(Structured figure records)
====

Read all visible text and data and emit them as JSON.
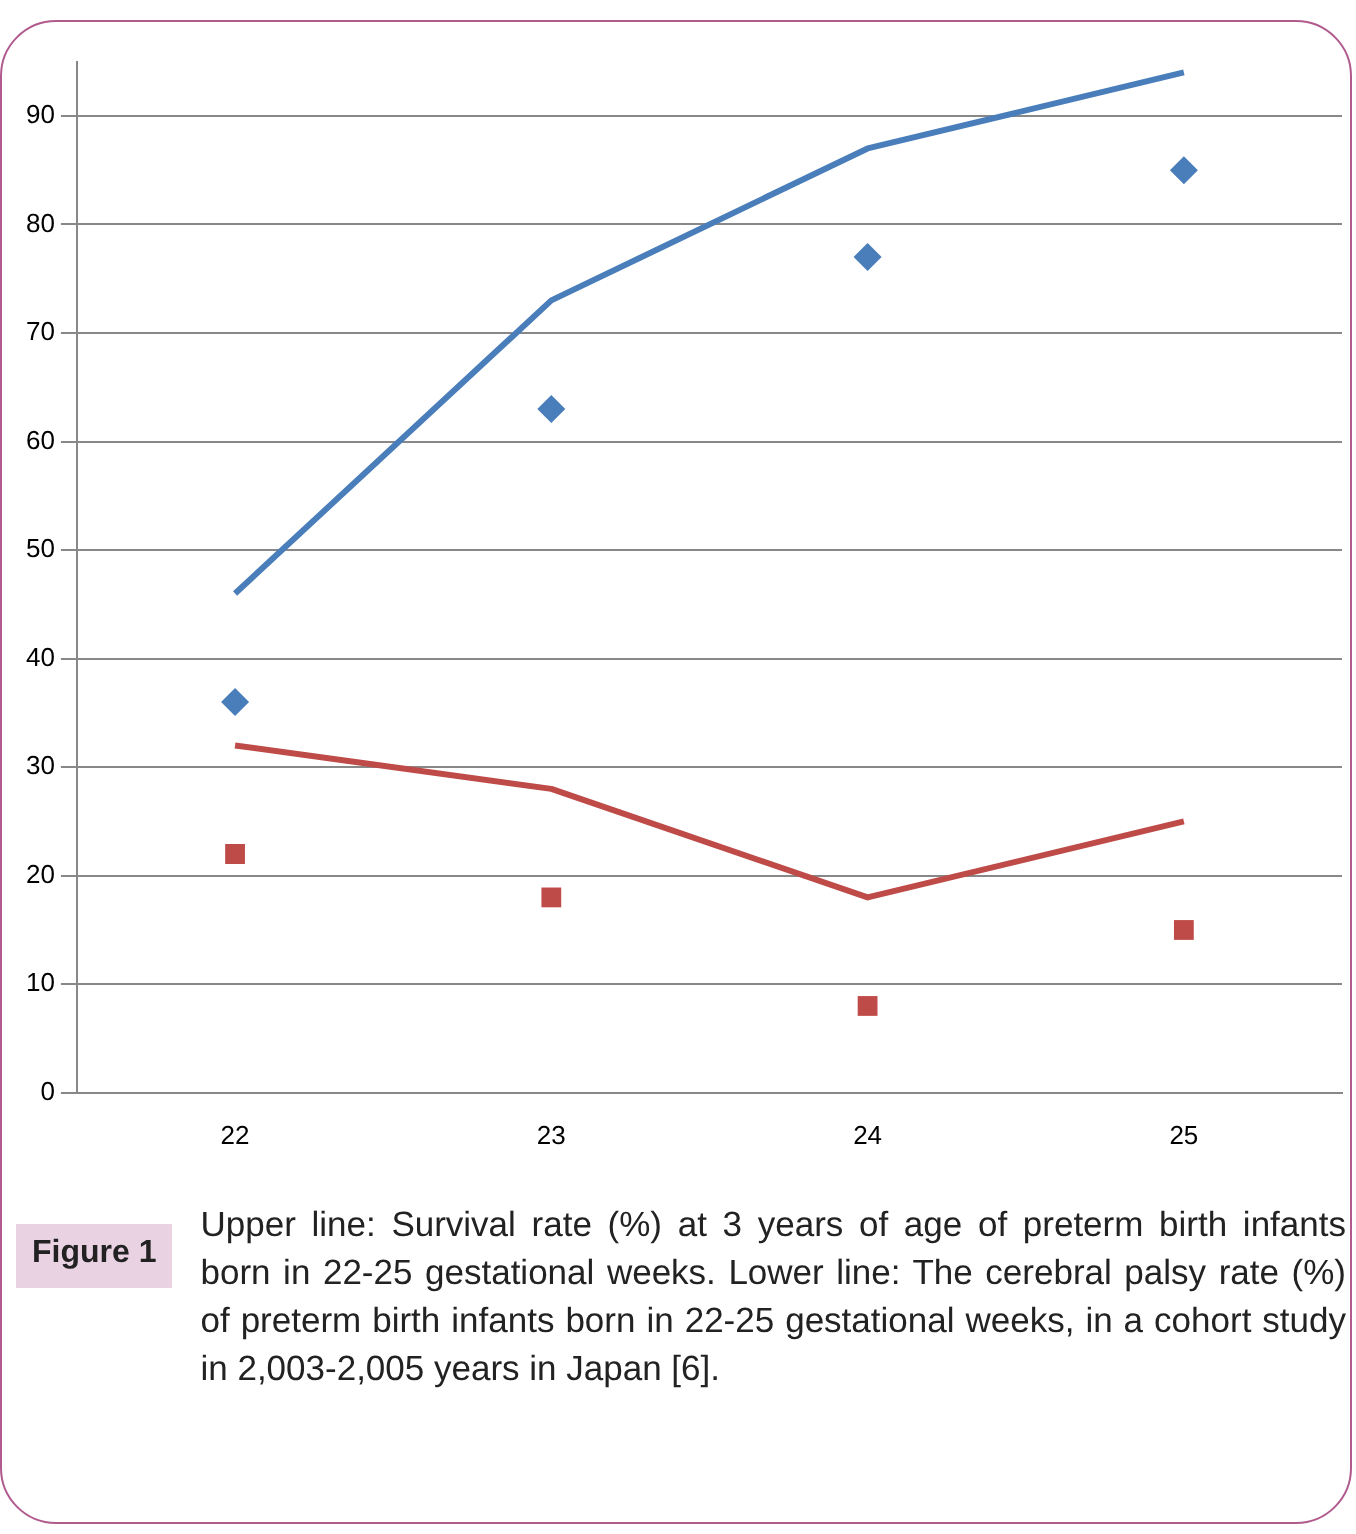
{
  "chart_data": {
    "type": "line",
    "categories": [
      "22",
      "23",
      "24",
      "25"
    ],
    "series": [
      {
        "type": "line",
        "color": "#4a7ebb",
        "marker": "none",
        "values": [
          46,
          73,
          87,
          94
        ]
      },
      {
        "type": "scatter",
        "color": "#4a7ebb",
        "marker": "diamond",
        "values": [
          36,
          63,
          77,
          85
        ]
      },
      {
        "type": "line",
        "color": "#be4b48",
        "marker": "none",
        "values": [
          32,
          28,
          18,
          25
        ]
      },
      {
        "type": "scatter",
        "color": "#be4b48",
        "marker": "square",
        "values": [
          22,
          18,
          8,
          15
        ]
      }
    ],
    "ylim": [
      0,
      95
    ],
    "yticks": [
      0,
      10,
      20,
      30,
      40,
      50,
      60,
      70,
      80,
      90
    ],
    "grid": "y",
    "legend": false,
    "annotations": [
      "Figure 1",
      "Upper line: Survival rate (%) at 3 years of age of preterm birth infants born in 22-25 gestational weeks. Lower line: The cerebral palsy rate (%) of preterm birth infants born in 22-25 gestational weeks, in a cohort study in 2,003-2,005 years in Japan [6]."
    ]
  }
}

====

SHORT TASK |
Your copy should match the entries exactly, minus the pictures.

EXERCISE ANSWER |
Read all visible text and data and emit them as JSON.
{
  "chart_data": {
    "type": "line",
    "categories": [
      "22",
      "23",
      "24",
      "25"
    ],
    "series": [
      {
        "type": "line",
        "color": "#4a7ebb",
        "marker": "none",
        "values": [
          46,
          73,
          87,
          94
        ]
      },
      {
        "type": "scatter",
        "color": "#4a7ebb",
        "marker": "diamond",
        "values": [
          36,
          63,
          77,
          85
        ]
      },
      {
        "type": "line",
        "color": "#be4b48",
        "marker": "none",
        "values": [
          32,
          28,
          18,
          25
        ]
      },
      {
        "type": "scatter",
        "color": "#be4b48",
        "marker": "square",
        "values": [
          22,
          18,
          8,
          15
        ]
      }
    ],
    "ylim": [
      0,
      95
    ],
    "yticks": [
      0,
      10,
      20,
      30,
      40,
      50,
      60,
      70,
      80,
      90
    ],
    "grid": "y",
    "legend": false,
    "annotations": [
      "Figure 1",
      "Upper line: Survival rate (%) at 3 years of age of preterm birth infants born in 22-25 gestational weeks. Lower line: The cerebral palsy rate (%) of preterm birth infants born in 22-25 gestational weeks, in a cohort study in 2,003-2,005 years in Japan [6]."
    ]
  }
}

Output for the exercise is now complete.